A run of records
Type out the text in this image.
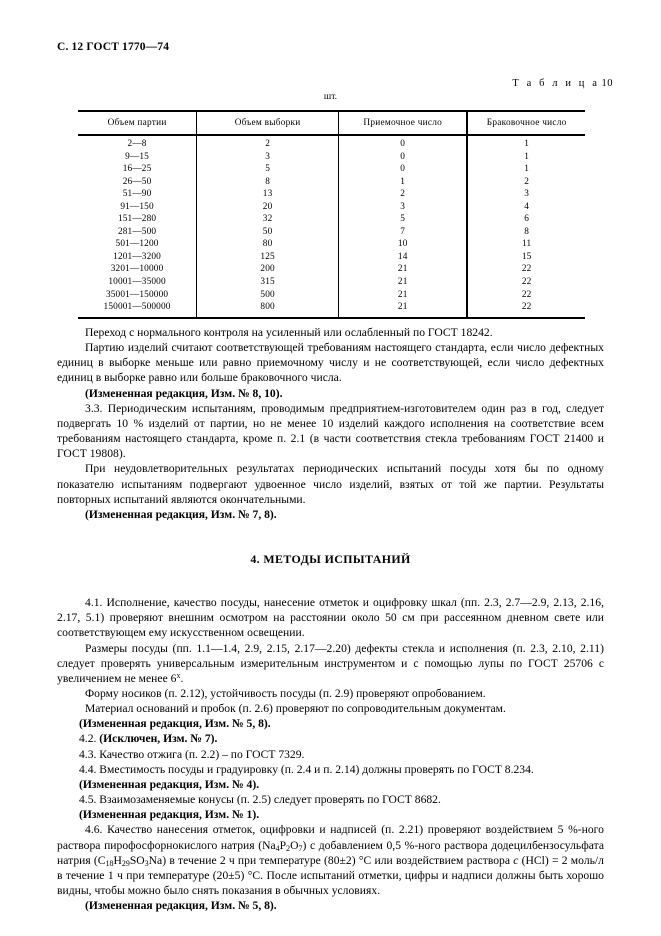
С. 12 ГОСТ 1770—74
Т а б л и ц а 10
шт.
Объем партии	Объем выборки	Приемочное число	Браковочное число
2—8	2	0	1
9—15	3	0	1
16—25	5	0	1
26—50	8	1	2
51—90	13	2	3
91—150	20	3	4
151—280	32	5	6
281—500	50	7	8
501—1200	80	10	11
1201—3200	125	14	15
3201—10000	200	21	22
10001—35000	315	21	22
35001—150000	500	21	22
150001—500000	800	21	22

Переход с нормального контроля на усиленный или ослабленный по ГОСТ 18242.

Партию изделий считают соответствующей требованиям настоящего стандарта, если число дефектных единиц в выборке меньше или равно приемочному числу и не соответствующей, если число дефектных единиц в выборке равно или больше браковочного числа.

(Измененная редакция, Изм. № 8, 10).

3.3. Периодическим испытаниям, проводимым предприятием-изготовителем один раз в год, следует подвергать 10 % изделий от партии, но не менее 10 изделий каждого исполнения на соответствие всем требованиям настоящего стандарта, кроме п. 2.1 (в части соответствия стекла требованиям ГОСТ 21400 и ГОСТ 19808).

При неудовлетворительных результатах периодических испытаний посуды хотя бы по одному показателю испытаниям подвергают удвоенное число изделий, взятых от той же партии. Результаты повторных испытаний являются окончательными.

(Измененная редакция, Изм. № 7, 8).

4. МЕТОДЫ ИСПЫТАНИЙ

4.1. Исполнение, качество посуды, нанесение отметок и оцифровку шкал (пп. 2.3, 2.7—2.9, 2.13, 2.16, 2.17, 5.1) проверяют внешним осмотром на расстоянии около 50 см при рассеянном дневном свете или соответствующем ему искусственном освещении.

Размеры посуды (пп. 1.1—1.4, 2.9, 2.15, 2.17—2.20) дефекты стекла и исполнения (п. 2.3, 2.10, 2.11) следует проверять универсальным измерительным инструментом и с помощью лупы по ГОСТ 25706 с увеличением не менее $6^х$.

Форму носиков (п. 2.12), устойчивость посуды (п. 2.9) проверяют опробованием.

Материал оснований и пробок (п. 2.6) проверяют по сопроводительным документам.

(Измененная редакция, Изм. № 5, 8).

4.2. (Исключен, Изм. № 7).

4.3. Качество отжига (п. 2.2) – по ГОСТ 7329.

4.4. Вместимость посуды и градуировку (п. 2.4 и п. 2.14) должны проверять по ГОСТ 8.234.

(Измененная редакция, Изм. № 4).

4.5. Взаимозаменяемые конусы (п. 2.5) следует проверять по ГОСТ 8682.

(Измененная редакция, Изм. № 1).

4.6. Качество нанесения отметок, оцифровки и надписей (п. 2.21) проверяют воздействием 5 %-ного раствора пирофосфорнокислого натрия $(Na_4P_2O_7)$ с добавлением 0,5 %-ного раствора додецилбензосульфата натрия $(C_{18}H_{29}SO_3Na)$ в течение 2 ч при температуре (80±2) °С или воздействием раствора c (HCl) = 2 моль/л в течение 1 ч при температуре (20±5) °С. После испытаний отметки, цифры и надписи должны быть хорошо видны, чтобы можно было снять показания в обычных условиях.

(Измененная редакция, Изм. № 5, 8).
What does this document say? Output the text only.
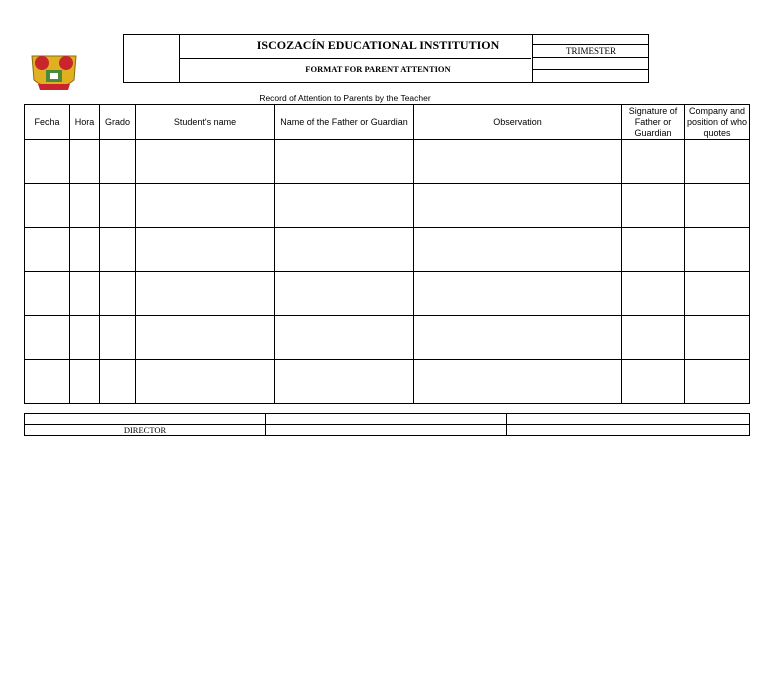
ISCOZACÍN EDUCATIONAL INSTITUTION
FORMAT FOR PARENT ATTENTION
TRIMESTER
Record of Attention to Parents by the Teacher
Fecha	Hora	Grado	Student's name	Name of the Father or Guardian	Observation	Signature of Father or Guardian	Company and position of who quotes

DIRECTOR		
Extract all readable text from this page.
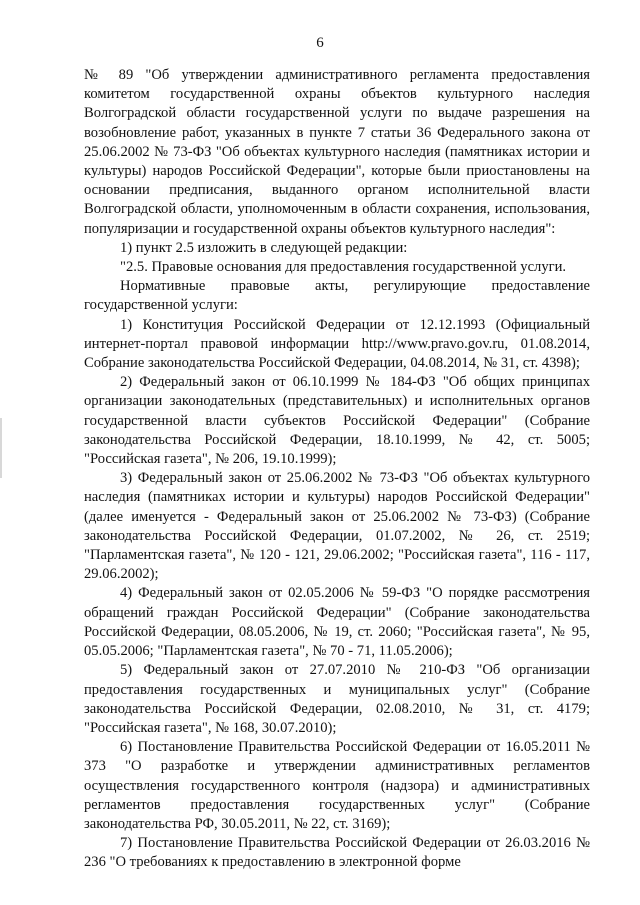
6

№ 89 "Об утверждении административного регламента предоставления комитетом государственной охраны объектов культурного наследия Волгоградской области государственной услуги по выдаче разрешения на возобновление работ, указанных в пункте 7 статьи 36 Федерального закона от 25.06.2002 № 73-ФЗ "Об объектах культурного наследия (памятниках истории и культуры) народов Российской Федерации", которые были приостановлены на основании предписания, выданного органом исполнительной власти Волгоградской области, уполномоченным в области сохранения, использования, популяризации и государственной охраны объектов культурного наследия":

1) пункт 2.5 изложить в следующей редакции:

"2.5. Правовые основания для предоставления государственной услуги.

Нормативные правовые акты, регулирующие предоставление государственной услуги:

1) Конституция Российской Федерации от 12.12.1993 (Официальный интернет-портал правовой информации http://www.pravo.gov.ru, 01.08.2014, Собрание законодательства Российской Федерации, 04.08.2014, № 31, ст. 4398);

2) Федеральный закон от 06.10.1999 № 184-ФЗ "Об общих принципах организации законодательных (представительных) и исполнительных органов государственной власти субъектов Российской Федерации" (Собрание законодательства Российской Федерации, 18.10.1999, № 42, ст. 5005; "Российская газета", № 206, 19.10.1999);

3) Федеральный закон от 25.06.2002 № 73-ФЗ "Об объектах культурного наследия (памятниках истории и культуры) народов Российской Федерации" (далее именуется - Федеральный закон от 25.06.2002 № 73-ФЗ) (Собрание законодательства Российской Федерации, 01.07.2002, № 26, ст. 2519; "Парламентская газета", № 120 - 121, 29.06.2002; "Российская газета", 116 - 117, 29.06.2002);

4) Федеральный закон от 02.05.2006 № 59-ФЗ "О порядке рассмотрения обращений граждан Российской Федерации" (Собрание законодательства Российской Федерации, 08.05.2006, № 19, ст. 2060; "Российская газета", № 95, 05.05.2006; "Парламентская газета", № 70 - 71, 11.05.2006);

5) Федеральный закон от 27.07.2010 № 210-ФЗ "Об организации предоставления государственных и муниципальных услуг" (Собрание законодательства Российской Федерации, 02.08.2010, № 31, ст. 4179; "Российская газета", № 168, 30.07.2010);

6) Постановление Правительства Российской Федерации от 16.05.2011 № 373 "О разработке и утверждении административных регламентов осуществления государственного контроля (надзора) и административных регламентов предоставления государственных услуг" (Собрание законодательства РФ, 30.05.2011, № 22, ст. 3169);

7) Постановление Правительства Российской Федерации от 26.03.2016 № 236 "О требованиях к предоставлению в электронной форме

**Requirement**. Pull out each line holding the string "партии".

**Exercise solution**.
Объем партии	Объем выборки	Приемочное число	Браковочное число
3.3. Периодическим испытаниям, проводимым предприятием-изготовителем один раз в год, следует подвергать 10 % изделий от партии, но не менее 10 изделий каждого исполнения на соответствие всем требованиям настоящего стандарта, кроме п. 2.1 (в части соответствия стекла требованиям ГОСТ 21400 и ГОСТ 19808).
При неудовлетворительных результатах периодических испытаний посуды хотя бы по одному показателю испытаниям подвергают удвоенное число изделий, взятых от той же партии. Результаты повторных испытаний являются окончательными.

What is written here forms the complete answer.